## [DIRECTIONS FOR THIS TASK]
Repeat all the records exactly, omitting pictures.

————

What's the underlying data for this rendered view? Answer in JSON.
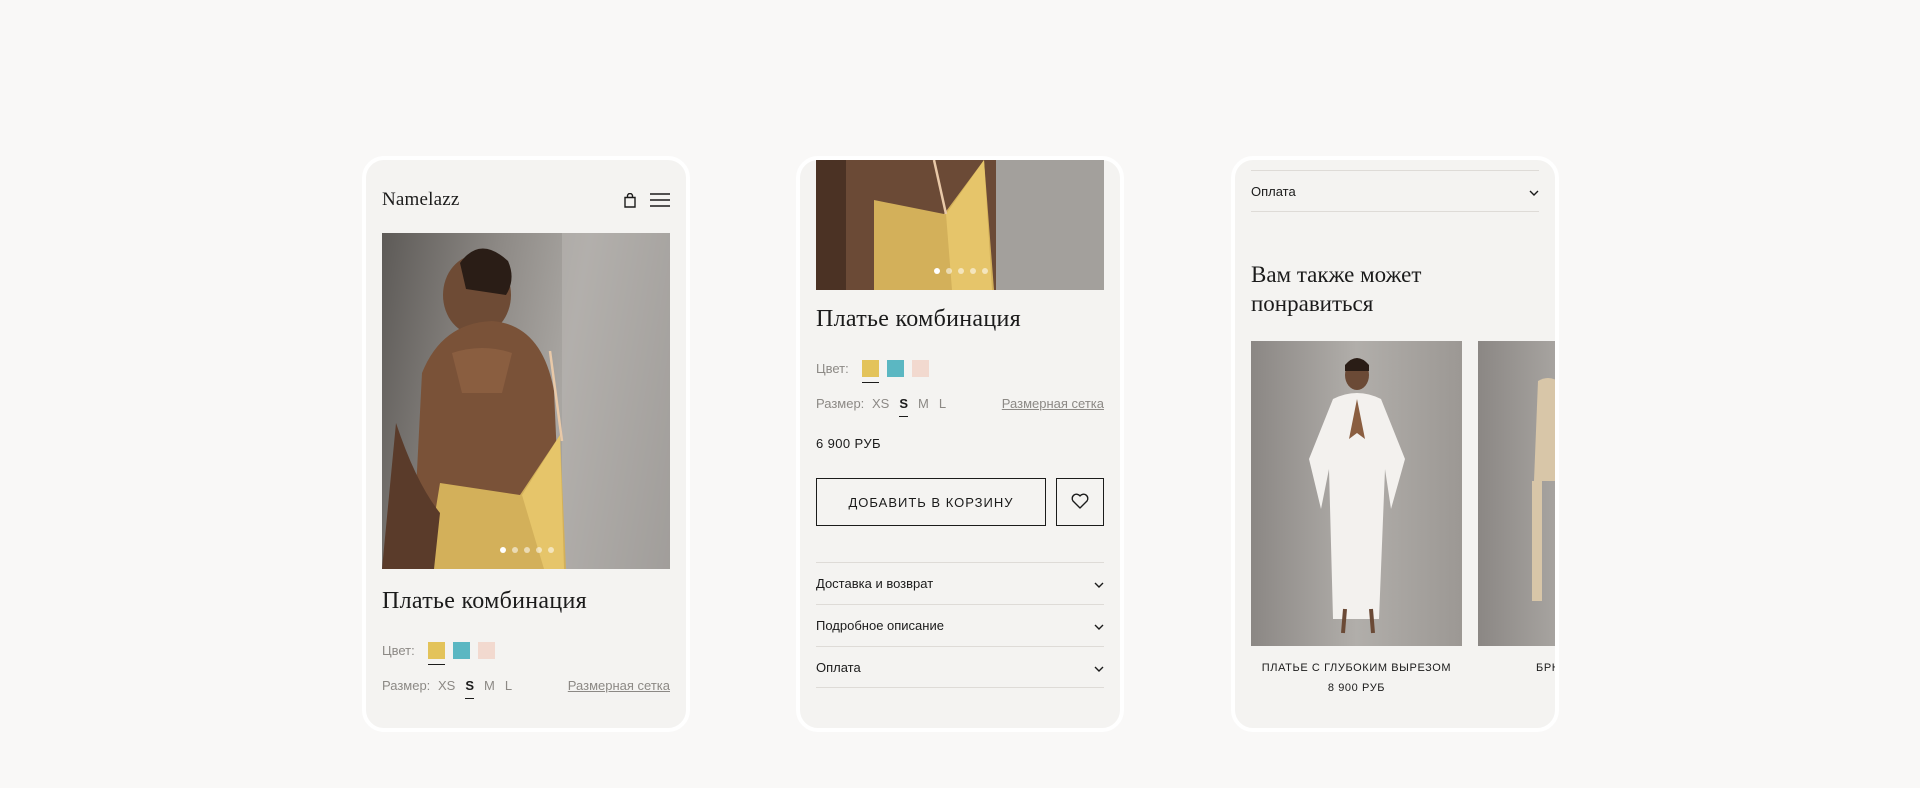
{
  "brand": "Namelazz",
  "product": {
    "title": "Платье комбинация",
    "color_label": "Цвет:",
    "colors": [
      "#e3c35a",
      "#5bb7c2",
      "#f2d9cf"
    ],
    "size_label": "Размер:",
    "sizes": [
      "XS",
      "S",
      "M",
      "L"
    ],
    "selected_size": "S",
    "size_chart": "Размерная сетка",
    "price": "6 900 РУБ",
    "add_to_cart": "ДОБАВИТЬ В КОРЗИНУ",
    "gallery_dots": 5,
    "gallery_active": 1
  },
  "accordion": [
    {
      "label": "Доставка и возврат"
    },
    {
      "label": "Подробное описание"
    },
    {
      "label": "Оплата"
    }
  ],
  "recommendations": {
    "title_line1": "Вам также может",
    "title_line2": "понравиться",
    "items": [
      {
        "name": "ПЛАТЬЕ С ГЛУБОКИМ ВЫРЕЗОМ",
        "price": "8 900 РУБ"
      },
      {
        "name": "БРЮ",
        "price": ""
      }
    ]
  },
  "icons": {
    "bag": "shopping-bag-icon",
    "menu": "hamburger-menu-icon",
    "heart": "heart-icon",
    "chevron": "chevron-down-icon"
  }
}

————

## [REPLY TO THE TASK]
What's the underlying data for this rendered view? Answer in JSON.
{
  "brand": "Namelazz",
  "product": {
    "title": "Платье комбинация",
    "color_label": "Цвет:",
    "colors": [
      "#e3c35a",
      "#5bb7c2",
      "#f2d9cf"
    ],
    "size_label": "Размер:",
    "sizes": [
      "XS",
      "S",
      "M",
      "L"
    ],
    "selected_size": "S",
    "size_chart": "Размерная сетка",
    "price": "6 900 РУБ",
    "add_to_cart": "ДОБАВИТЬ В КОРЗИНУ",
    "gallery_dots": 5,
    "gallery_active": 1
  },
  "accordion": [
    {
      "label": "Доставка и возврат"
    },
    {
      "label": "Подробное описание"
    },
    {
      "label": "Оплата"
    }
  ],
  "recommendations": {
    "title_line1": "Вам также может",
    "title_line2": "понравиться",
    "items": [
      {
        "name": "ПЛАТЬЕ С ГЛУБОКИМ ВЫРЕЗОМ",
        "price": "8 900 РУБ"
      },
      {
        "name": "БРЮ",
        "price": ""
      }
    ]
  },
  "icons": {
    "bag": "shopping-bag-icon",
    "menu": "hamburger-menu-icon",
    "heart": "heart-icon",
    "chevron": "chevron-down-icon"
  }
}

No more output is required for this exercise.